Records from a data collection
<<<<
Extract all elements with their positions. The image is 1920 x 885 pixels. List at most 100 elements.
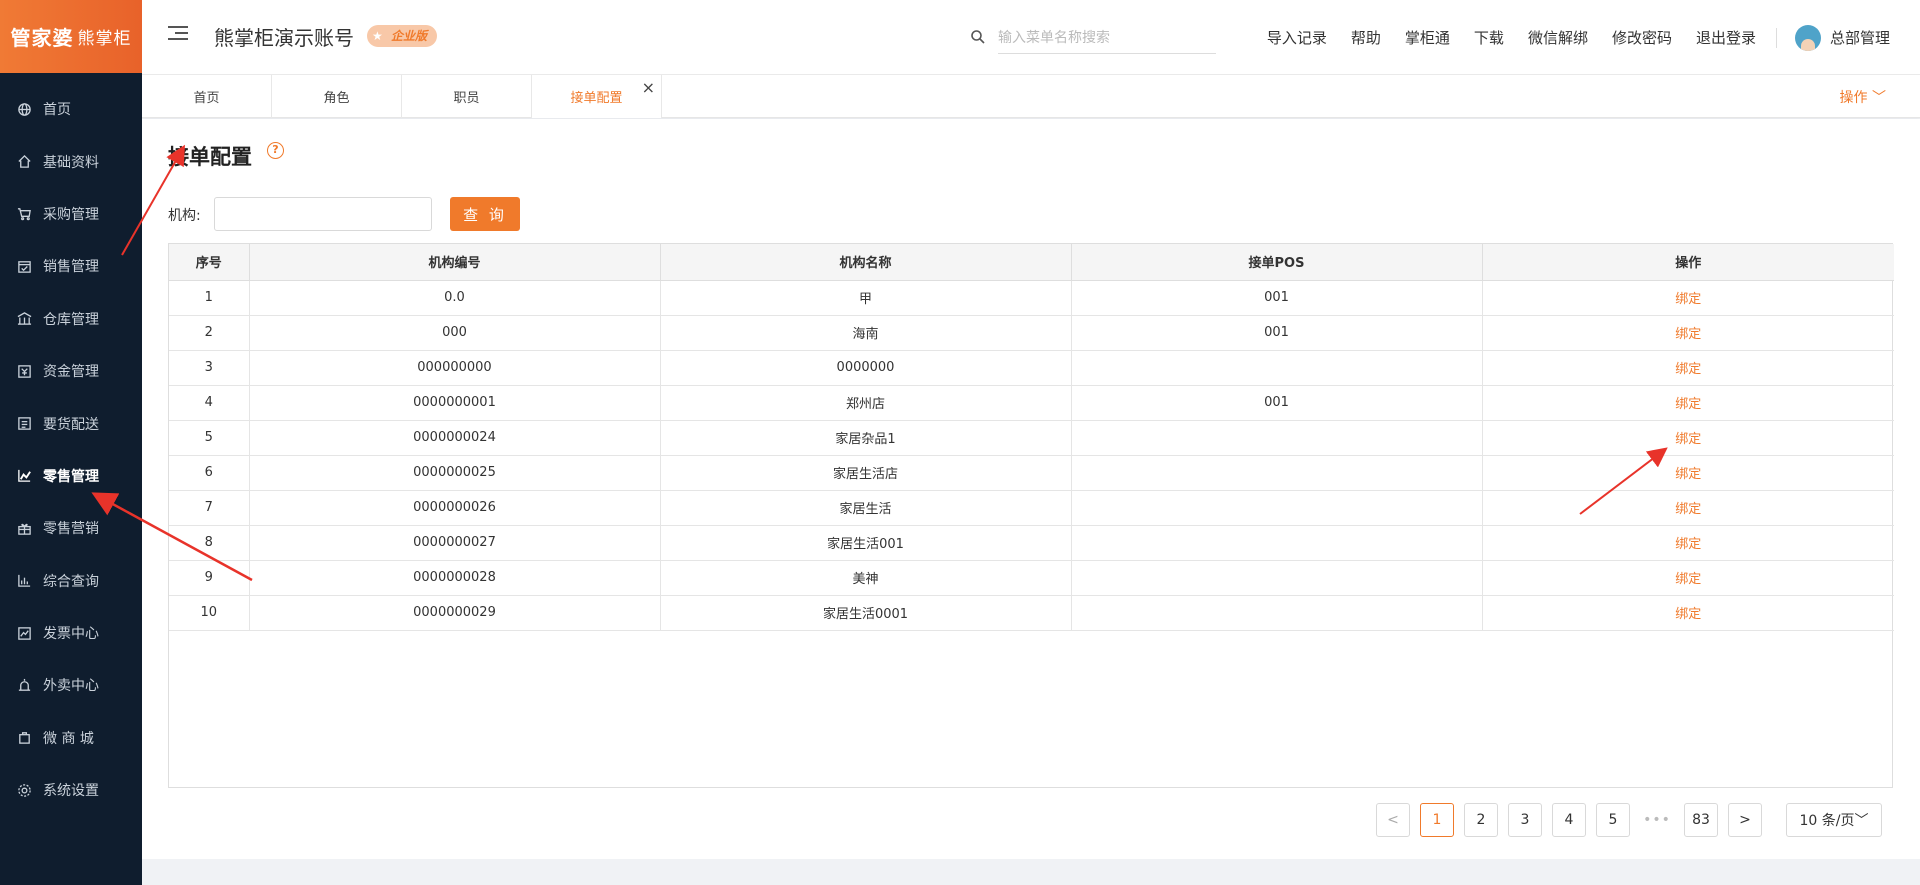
sidebar-item-2[interactable]: 采购管理: [0, 188, 142, 240]
sidebar-item-11[interactable]: 外卖中心: [0, 659, 142, 711]
bar-chart-icon: [16, 573, 32, 589]
header-link-0[interactable]: 导入记录: [1267, 27, 1327, 48]
sidebar-item-8[interactable]: 零售营销: [0, 502, 142, 554]
tab-0[interactable]: 首页: [142, 75, 272, 118]
cell-op: 绑定: [1482, 525, 1894, 561]
sidebar-item-1[interactable]: 基础资料: [0, 135, 142, 187]
bind-link[interactable]: 绑定: [1675, 362, 1701, 377]
tab-1[interactable]: 角色: [272, 75, 402, 118]
trend-icon: [16, 625, 32, 641]
sidebar-item-9[interactable]: 综合查询: [0, 555, 142, 607]
bag-icon: [16, 730, 32, 746]
sidebar-item-label: 发票中心: [43, 626, 99, 643]
cell-code: 0000000024: [249, 420, 661, 456]
tab-label: 首页: [193, 91, 220, 106]
sidebar-item-10[interactable]: 发票中心: [0, 607, 142, 659]
cell-name: 家居生活店: [660, 455, 1072, 491]
sidebar-item-label: 微 商 城: [43, 730, 94, 747]
column-header: 操作: [1482, 244, 1894, 281]
cell-name: 郑州店: [660, 385, 1072, 421]
table-header-row: 序号 机构编号 机构名称 接单POS 操作: [169, 244, 1894, 281]
page-ellipsis[interactable]: •••: [1640, 803, 1674, 837]
tab-3[interactable]: 接单配置 ×: [532, 75, 662, 118]
bind-link[interactable]: 绑定: [1675, 502, 1701, 517]
cell-no: 2: [169, 315, 250, 351]
prev-page-button[interactable]: <: [1376, 803, 1410, 837]
tab-label: 职员: [453, 91, 480, 106]
page-button-last[interactable]: 83: [1684, 803, 1718, 837]
page-button-1[interactable]: 1: [1420, 803, 1454, 837]
cell-pos: 001: [1071, 385, 1483, 421]
cell-op: 绑定: [1482, 385, 1894, 421]
chart-icon: [16, 468, 32, 484]
bind-link[interactable]: 绑定: [1675, 607, 1701, 622]
org-filter-input[interactable]: [214, 197, 432, 231]
tab-operations-dropdown[interactable]: 操作 ﹀: [1840, 87, 1886, 107]
cell-op: 绑定: [1482, 315, 1894, 351]
page-button-3[interactable]: 3: [1508, 803, 1542, 837]
header-link-5[interactable]: 修改密码: [1612, 27, 1672, 48]
search-input[interactable]: [998, 22, 1216, 54]
sidebar-item-5[interactable]: 资金管理: [0, 345, 142, 397]
close-icon[interactable]: ×: [642, 78, 655, 97]
cell-name: 家居杂品1: [660, 420, 1072, 456]
cell-op: 绑定: [1482, 420, 1894, 456]
table-row: 9 0000000028 美神 绑定: [169, 560, 1894, 596]
sidebar: 管家婆 熊掌柜 首页 基础资料 采购管理 销售管理 仓库管理 资金管理 要货配送 零售管理 零售…: [0, 0, 142, 885]
cell-code: 0000000027: [249, 525, 661, 561]
header-link-6[interactable]: 退出登录: [1696, 27, 1756, 48]
bind-link[interactable]: 绑定: [1675, 572, 1701, 587]
sidebar-item-7[interactable]: 零售管理: [0, 450, 142, 502]
tab-label: 角色: [323, 91, 350, 106]
sidebar-item-6[interactable]: 要货配送: [0, 397, 142, 449]
cell-op: 绑定: [1482, 350, 1894, 386]
sidebar-item-label: 首页: [43, 102, 71, 119]
cell-name: 美神: [660, 560, 1072, 596]
page-button-5[interactable]: 5: [1596, 803, 1630, 837]
sidebar-item-4[interactable]: 仓库管理: [0, 293, 142, 345]
help-icon[interactable]: ?: [267, 142, 284, 159]
table-row: 4 0000000001 郑州店 001 绑定: [169, 385, 1894, 421]
page-button-2[interactable]: 2: [1464, 803, 1498, 837]
header-link-4[interactable]: 微信解绑: [1528, 27, 1588, 48]
header-links: 导入记录 帮助 掌柜通 下载 微信解绑 修改密码 退出登录 总部管理: [1243, 0, 1890, 75]
avatar[interactable]: [1794, 24, 1821, 51]
cell-pos: [1071, 455, 1483, 491]
sidebar-item-label: 外卖中心: [43, 678, 99, 695]
table-row: 3 000000000 0000000 绑定: [169, 350, 1894, 386]
main-content: 接单配置 ? 机构: 查 询 序号 机构编号 机构名称 接单POS 操作 1 0.0 甲 00…: [142, 119, 1920, 859]
cell-name: 0000000: [660, 350, 1072, 386]
cell-no: 9: [169, 560, 250, 596]
page-size-select[interactable]: 10 条/页﹀: [1786, 803, 1882, 837]
table-row: 5 0000000024 家居杂品1 绑定: [169, 420, 1894, 456]
sidebar-item-label: 资金管理: [43, 364, 99, 381]
bind-link[interactable]: 绑定: [1675, 537, 1701, 552]
cell-no: 8: [169, 525, 250, 561]
next-page-button[interactable]: >: [1728, 803, 1762, 837]
bind-link[interactable]: 绑定: [1675, 432, 1701, 447]
sidebar-item-12[interactable]: 微 商 城: [0, 712, 142, 764]
cell-name: 家居生活001: [660, 525, 1072, 561]
org-filter-label: 机构:: [168, 208, 201, 224]
page-button-4[interactable]: 4: [1552, 803, 1586, 837]
search-icon[interactable]: [970, 29, 986, 45]
header-link-1[interactable]: 帮助: [1351, 27, 1381, 48]
query-button[interactable]: 查 询: [450, 197, 520, 231]
sidebar-item-label: 销售管理: [43, 259, 99, 276]
sidebar-item-3[interactable]: 销售管理: [0, 240, 142, 292]
header-link-2[interactable]: 掌柜通: [1405, 27, 1450, 48]
bind-link[interactable]: 绑定: [1675, 292, 1701, 307]
cell-code: 0.0: [249, 280, 661, 316]
tab-2[interactable]: 职员: [402, 75, 532, 118]
cell-code: 0000000025: [249, 455, 661, 491]
sidebar-item-0[interactable]: 首页: [0, 83, 142, 135]
menu-toggle-icon[interactable]: [168, 26, 188, 46]
sidebar-item-13[interactable]: 系统设置: [0, 764, 142, 816]
bind-link[interactable]: 绑定: [1675, 467, 1701, 482]
cell-op: 绑定: [1482, 280, 1894, 316]
sidebar-item-label: 系统设置: [43, 783, 99, 800]
bind-link[interactable]: 绑定: [1675, 397, 1701, 412]
user-name[interactable]: 总部管理: [1830, 27, 1890, 48]
bind-link[interactable]: 绑定: [1675, 327, 1701, 342]
header-link-3[interactable]: 下载: [1474, 27, 1504, 48]
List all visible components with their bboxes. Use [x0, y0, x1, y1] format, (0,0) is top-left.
>>>>
◆ **Task goal**
Please revise the records above by changing every "bind-link" to "bind-button" and leaving everything else as it is. Omit the pictures from your answer.

◆ **Solution below**
Extract all elements with their positions. The image is 1920 x 885 pixels. List at most 100 elements.
sidebar-item-2[interactable]: 采购管理: [0, 188, 142, 240]
sidebar-item-11[interactable]: 外卖中心: [0, 659, 142, 711]
bar-chart-icon: [16, 573, 32, 589]
header-link-0[interactable]: 导入记录: [1267, 27, 1327, 48]
sidebar-item-8[interactable]: 零售营销: [0, 502, 142, 554]
tab-0[interactable]: 首页: [142, 75, 272, 118]
cell-op: 绑定: [1482, 525, 1894, 561]
sidebar-item-1[interactable]: 基础资料: [0, 135, 142, 187]
bind-button[interactable]: 绑定: [1675, 362, 1701, 377]
tab-1[interactable]: 角色: [272, 75, 402, 118]
trend-icon: [16, 625, 32, 641]
sidebar-item-9[interactable]: 综合查询: [0, 555, 142, 607]
bag-icon: [16, 730, 32, 746]
sidebar-item-label: 发票中心: [43, 626, 99, 643]
cell-code: 0000000024: [249, 420, 661, 456]
tab-label: 首页: [193, 91, 220, 106]
sidebar-item-10[interactable]: 发票中心: [0, 607, 142, 659]
cell-name: 家居生活店: [660, 455, 1072, 491]
sidebar-item-label: 微 商 城: [43, 730, 94, 747]
column-header: 操作: [1482, 244, 1894, 281]
cell-name: 郑州店: [660, 385, 1072, 421]
table-header-row: 序号 机构编号 机构名称 接单POS 操作: [169, 244, 1894, 281]
page-ellipsis[interactable]: •••: [1640, 803, 1674, 837]
tab-3[interactable]: 接单配置 ×: [532, 75, 662, 118]
bind-button[interactable]: 绑定: [1675, 502, 1701, 517]
cell-no: 2: [169, 315, 250, 351]
prev-page-button[interactable]: <: [1376, 803, 1410, 837]
tab-label: 职员: [453, 91, 480, 106]
page-button-last[interactable]: 83: [1684, 803, 1718, 837]
page-button-1[interactable]: 1: [1420, 803, 1454, 837]
cell-pos: 001: [1071, 385, 1483, 421]
cell-op: 绑定: [1482, 385, 1894, 421]
chart-icon: [16, 468, 32, 484]
bind-button[interactable]: 绑定: [1675, 607, 1701, 622]
org-filter-input[interactable]: [214, 197, 432, 231]
tab-operations-dropdown[interactable]: 操作 ﹀: [1840, 87, 1886, 107]
cell-op: 绑定: [1482, 315, 1894, 351]
page-button-3[interactable]: 3: [1508, 803, 1542, 837]
header-link-5[interactable]: 修改密码: [1612, 27, 1672, 48]
search-input[interactable]: [998, 22, 1216, 54]
sidebar-item-5[interactable]: 资金管理: [0, 345, 142, 397]
close-icon[interactable]: ×: [642, 78, 655, 97]
cell-name: 家居杂品1: [660, 420, 1072, 456]
cell-op: 绑定: [1482, 420, 1894, 456]
table-row: 9 0000000028 美神 绑定: [169, 560, 1894, 596]
sidebar: 管家婆 熊掌柜 首页 基础资料 采购管理 销售管理 仓库管理 资金管理 要货配送 零售管理 零售…: [0, 0, 142, 885]
cell-code: 0000000027: [249, 525, 661, 561]
header-link-6[interactable]: 退出登录: [1696, 27, 1756, 48]
bind-button[interactable]: 绑定: [1675, 572, 1701, 587]
sidebar-item-7[interactable]: 零售管理: [0, 450, 142, 502]
tab-label: 角色: [323, 91, 350, 106]
sidebar-item-6[interactable]: 要货配送: [0, 397, 142, 449]
cell-op: 绑定: [1482, 350, 1894, 386]
sidebar-item-label: 首页: [43, 102, 71, 119]
cell-name: 美神: [660, 560, 1072, 596]
page-button-5[interactable]: 5: [1596, 803, 1630, 837]
sidebar-item-4[interactable]: 仓库管理: [0, 293, 142, 345]
help-icon[interactable]: ?: [267, 142, 284, 159]
table-row: 4 0000000001 郑州店 001 绑定: [169, 385, 1894, 421]
page-button-2[interactable]: 2: [1464, 803, 1498, 837]
header-link-4[interactable]: 微信解绑: [1528, 27, 1588, 48]
header-links: 导入记录 帮助 掌柜通 下载 微信解绑 修改密码 退出登录 总部管理: [1243, 0, 1890, 75]
avatar[interactable]: [1794, 24, 1821, 51]
cell-pos: [1071, 455, 1483, 491]
sidebar-item-label: 外卖中心: [43, 678, 99, 695]
table-row: 3 000000000 0000000 绑定: [169, 350, 1894, 386]
main-content: 接单配置 ? 机构: 查 询 序号 机构编号 机构名称 接单POS 操作 1 0.0 甲 00…: [142, 119, 1920, 859]
cell-name: 0000000: [660, 350, 1072, 386]
cell-no: 9: [169, 560, 250, 596]
page-size-select[interactable]: 10 条/页﹀: [1786, 803, 1882, 837]
table-row: 5 0000000024 家居杂品1 绑定: [169, 420, 1894, 456]
sidebar-item-label: 资金管理: [43, 364, 99, 381]
bind-button[interactable]: 绑定: [1675, 537, 1701, 552]
cell-no: 8: [169, 525, 250, 561]
next-page-button[interactable]: >: [1728, 803, 1762, 837]
bind-button[interactable]: 绑定: [1675, 432, 1701, 447]
sidebar-item-12[interactable]: 微 商 城: [0, 712, 142, 764]
cell-name: 家居生活001: [660, 525, 1072, 561]
org-filter-label: 机构:: [168, 208, 201, 224]
page-button-4[interactable]: 4: [1552, 803, 1586, 837]
search-icon[interactable]: [970, 29, 986, 45]
header-link-1[interactable]: 帮助: [1351, 27, 1381, 48]
query-button[interactable]: 查 询: [450, 197, 520, 231]
sidebar-item-label: 销售管理: [43, 259, 99, 276]
sidebar-item-3[interactable]: 销售管理: [0, 240, 142, 292]
header-link-2[interactable]: 掌柜通: [1405, 27, 1450, 48]
bind-button[interactable]: 绑定: [1675, 292, 1701, 307]
cell-code: 0.0: [249, 280, 661, 316]
tab-2[interactable]: 职员: [402, 75, 532, 118]
cell-code: 0000000025: [249, 455, 661, 491]
sidebar-item-0[interactable]: 首页: [0, 83, 142, 135]
menu-toggle-icon[interactable]: [168, 26, 188, 46]
sidebar-item-13[interactable]: 系统设置: [0, 764, 142, 816]
bind-button[interactable]: 绑定: [1675, 467, 1701, 482]
cell-op: 绑定: [1482, 280, 1894, 316]
sidebar-item-label: 系统设置: [43, 783, 99, 800]
bind-button[interactable]: 绑定: [1675, 397, 1701, 412]
user-name[interactable]: 总部管理: [1830, 27, 1890, 48]
bind-button[interactable]: 绑定: [1675, 327, 1701, 342]
header-link-3[interactable]: 下载: [1474, 27, 1504, 48]
List all visible components with their bboxes. Use [x0, y0, x1, y1] format, (0,0) is top-left.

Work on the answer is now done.